What is being asked: Produce the listing below again, exactly as shown.

[Collected data]
* begin *
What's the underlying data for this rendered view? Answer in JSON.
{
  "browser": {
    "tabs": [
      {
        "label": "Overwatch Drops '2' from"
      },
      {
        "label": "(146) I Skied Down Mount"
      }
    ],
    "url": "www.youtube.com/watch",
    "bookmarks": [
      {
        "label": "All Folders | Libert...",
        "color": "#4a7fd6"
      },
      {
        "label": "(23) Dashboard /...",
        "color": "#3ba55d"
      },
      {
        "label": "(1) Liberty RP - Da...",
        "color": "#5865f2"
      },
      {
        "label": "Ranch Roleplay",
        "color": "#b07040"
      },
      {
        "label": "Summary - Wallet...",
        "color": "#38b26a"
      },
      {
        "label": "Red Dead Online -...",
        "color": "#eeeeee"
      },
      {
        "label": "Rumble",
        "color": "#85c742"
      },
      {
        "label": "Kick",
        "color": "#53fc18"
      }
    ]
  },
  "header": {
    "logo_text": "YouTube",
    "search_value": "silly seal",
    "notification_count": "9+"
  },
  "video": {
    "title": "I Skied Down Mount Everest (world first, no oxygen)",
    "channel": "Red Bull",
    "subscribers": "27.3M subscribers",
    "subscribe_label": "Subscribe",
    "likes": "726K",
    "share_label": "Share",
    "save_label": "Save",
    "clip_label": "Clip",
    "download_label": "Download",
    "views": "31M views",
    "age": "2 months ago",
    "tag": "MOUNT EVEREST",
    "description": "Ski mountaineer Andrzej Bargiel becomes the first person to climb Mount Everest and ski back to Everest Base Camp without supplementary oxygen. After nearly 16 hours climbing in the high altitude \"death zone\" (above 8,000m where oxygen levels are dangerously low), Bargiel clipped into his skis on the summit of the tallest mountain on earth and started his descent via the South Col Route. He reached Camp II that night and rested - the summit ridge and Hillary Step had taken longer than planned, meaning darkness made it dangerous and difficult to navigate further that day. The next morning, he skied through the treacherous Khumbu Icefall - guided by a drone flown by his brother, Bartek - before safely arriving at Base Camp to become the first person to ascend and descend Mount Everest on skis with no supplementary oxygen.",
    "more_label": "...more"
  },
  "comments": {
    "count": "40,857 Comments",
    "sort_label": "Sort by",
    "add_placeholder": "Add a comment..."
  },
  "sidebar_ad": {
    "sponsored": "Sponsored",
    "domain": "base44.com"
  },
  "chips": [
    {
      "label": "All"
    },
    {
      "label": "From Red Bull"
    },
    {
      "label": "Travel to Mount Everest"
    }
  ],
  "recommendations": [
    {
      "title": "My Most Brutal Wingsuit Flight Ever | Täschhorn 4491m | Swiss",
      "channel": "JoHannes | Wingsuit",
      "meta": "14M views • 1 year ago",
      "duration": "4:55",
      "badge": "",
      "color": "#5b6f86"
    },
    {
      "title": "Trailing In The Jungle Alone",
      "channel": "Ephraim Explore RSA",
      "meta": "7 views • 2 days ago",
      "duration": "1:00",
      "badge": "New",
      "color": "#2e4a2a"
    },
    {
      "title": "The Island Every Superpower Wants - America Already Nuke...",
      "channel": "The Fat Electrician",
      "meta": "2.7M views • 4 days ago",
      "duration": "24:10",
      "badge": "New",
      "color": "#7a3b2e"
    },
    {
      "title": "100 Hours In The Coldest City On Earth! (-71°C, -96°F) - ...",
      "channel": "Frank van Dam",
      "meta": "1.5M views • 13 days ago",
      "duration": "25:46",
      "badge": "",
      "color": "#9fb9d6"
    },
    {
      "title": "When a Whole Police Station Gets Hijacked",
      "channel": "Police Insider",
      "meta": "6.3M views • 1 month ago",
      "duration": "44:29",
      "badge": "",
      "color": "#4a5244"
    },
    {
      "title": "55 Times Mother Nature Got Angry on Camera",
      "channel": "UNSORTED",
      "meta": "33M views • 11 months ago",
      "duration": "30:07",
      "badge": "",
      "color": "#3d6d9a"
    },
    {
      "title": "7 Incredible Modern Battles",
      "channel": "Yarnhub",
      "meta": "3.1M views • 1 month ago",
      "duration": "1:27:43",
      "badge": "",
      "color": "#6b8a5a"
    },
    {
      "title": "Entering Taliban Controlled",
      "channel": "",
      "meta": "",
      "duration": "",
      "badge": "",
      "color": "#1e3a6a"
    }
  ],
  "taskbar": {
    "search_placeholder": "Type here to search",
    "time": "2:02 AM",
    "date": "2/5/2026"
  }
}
* end *
Solution:
What's the underlying data for this rendered view? Answer in JSON.
{
  "browser": {
    "tabs": [
      {
        "label": "Overwatch Drops '2' from"
      },
      {
        "label": "(146) I Skied Down Mount"
      }
    ],
    "url": "www.youtube.com/watch",
    "bookmarks": [
      {
        "label": "All Folders | Libert...",
        "color": "#4a7fd6"
      },
      {
        "label": "(23) Dashboard /...",
        "color": "#3ba55d"
      },
      {
        "label": "(1) Liberty RP - Da...",
        "color": "#5865f2"
      },
      {
        "label": "Ranch Roleplay",
        "color": "#b07040"
      },
      {
        "label": "Summary - Wallet...",
        "color": "#38b26a"
      },
      {
        "label": "Red Dead Online -...",
        "color": "#eeeeee"
      },
      {
        "label": "Rumble",
        "color": "#85c742"
      },
      {
        "label": "Kick",
        "color": "#53fc18"
      }
    ]
  },
  "header": {
    "logo_text": "YouTube",
    "search_value": "silly seal",
    "notification_count": "9+"
  },
  "video": {
    "title": "I Skied Down Mount Everest (world first, no oxygen)",
    "channel": "Red Bull",
    "subscribers": "27.3M subscribers",
    "subscribe_label": "Subscribe",
    "likes": "726K",
    "share_label": "Share",
    "save_label": "Save",
    "clip_label": "Clip",
    "download_label": "Download",
    "views": "31M views",
    "age": "2 months ago",
    "tag": "MOUNT EVEREST",
    "description": "Ski mountaineer Andrzej Bargiel becomes the first person to climb Mount Everest and ski back to Everest Base Camp without supplementary oxygen. After nearly 16 hours climbing in the high altitude \"death zone\" (above 8,000m where oxygen levels are dangerously low), Bargiel clipped into his skis on the summit of the tallest mountain on earth and started his descent via the South Col Route. He reached Camp II that night and rested - the summit ridge and Hillary Step had taken longer than planned, meaning darkness made it dangerous and difficult to navigate further that day. The next morning, he skied through the treacherous Khumbu Icefall - guided by a drone flown by his brother, Bartek - before safely arriving at Base Camp to become the first person to ascend and descend Mount Everest on skis with no supplementary oxygen.",
    "more_label": "...more"
  },
  "comments": {
    "count": "40,857 Comments",
    "sort_label": "Sort by",
    "add_placeholder": "Add a comment..."
  },
  "sidebar_ad": {
    "sponsored": "Sponsored",
    "domain": "base44.com"
  },
  "chips": [
    {
      "label": "All"
    },
    {
      "label": "From Red Bull"
    },
    {
      "label": "Travel to Mount Everest"
    }
  ],
  "recommendations": [
    {
      "title": "My Most Brutal Wingsuit Flight Ever | Täschhorn 4491m | Swiss",
      "channel": "JoHannes | Wingsuit",
      "meta": "14M views • 1 year ago",
      "duration": "4:55",
      "badge": "",
      "color": "#5b6f86"
    },
    {
      "title": "Trailing In The Jungle Alone",
      "channel": "Ephraim Explore RSA",
      "meta": "7 views • 2 days ago",
      "duration": "1:00",
      "badge": "New",
      "color": "#2e4a2a"
    },
    {
      "title": "The Island Every Superpower Wants - America Already Nuke...",
      "channel": "The Fat Electrician",
      "meta": "2.7M views • 4 days ago",
      "duration": "24:10",
      "badge": "New",
      "color": "#7a3b2e"
    },
    {
      "title": "100 Hours In The Coldest City On Earth! (-71°C, -96°F) - ...",
      "channel": "Frank van Dam",
      "meta": "1.5M views • 13 days ago",
      "duration": "25:46",
      "badge": "",
      "color": "#9fb9d6"
    },
    {
      "title": "When a Whole Police Station Gets Hijacked",
      "channel": "Police Insider",
      "meta": "6.3M views • 1 month ago",
      "duration": "44:29",
      "badge": "",
      "color": "#4a5244"
    },
    {
      "title": "55 Times Mother Nature Got Angry on Camera",
      "channel": "UNSORTED",
      "meta": "33M views • 11 months ago",
      "duration": "30:07",
      "badge": "",
      "color": "#3d6d9a"
    },
    {
      "title": "7 Incredible Modern Battles",
      "channel": "Yarnhub",
      "meta": "3.1M views • 1 month ago",
      "duration": "1:27:43",
      "badge": "",
      "color": "#6b8a5a"
    },
    {
      "title": "Entering Taliban Controlled",
      "channel": "",
      "meta": "",
      "duration": "",
      "badge": "",
      "color": "#1e3a6a"
    }
  ],
  "taskbar": {
    "search_placeholder": "Type here to search",
    "time": "2:02 AM",
    "date": "2/5/2026"
  }
}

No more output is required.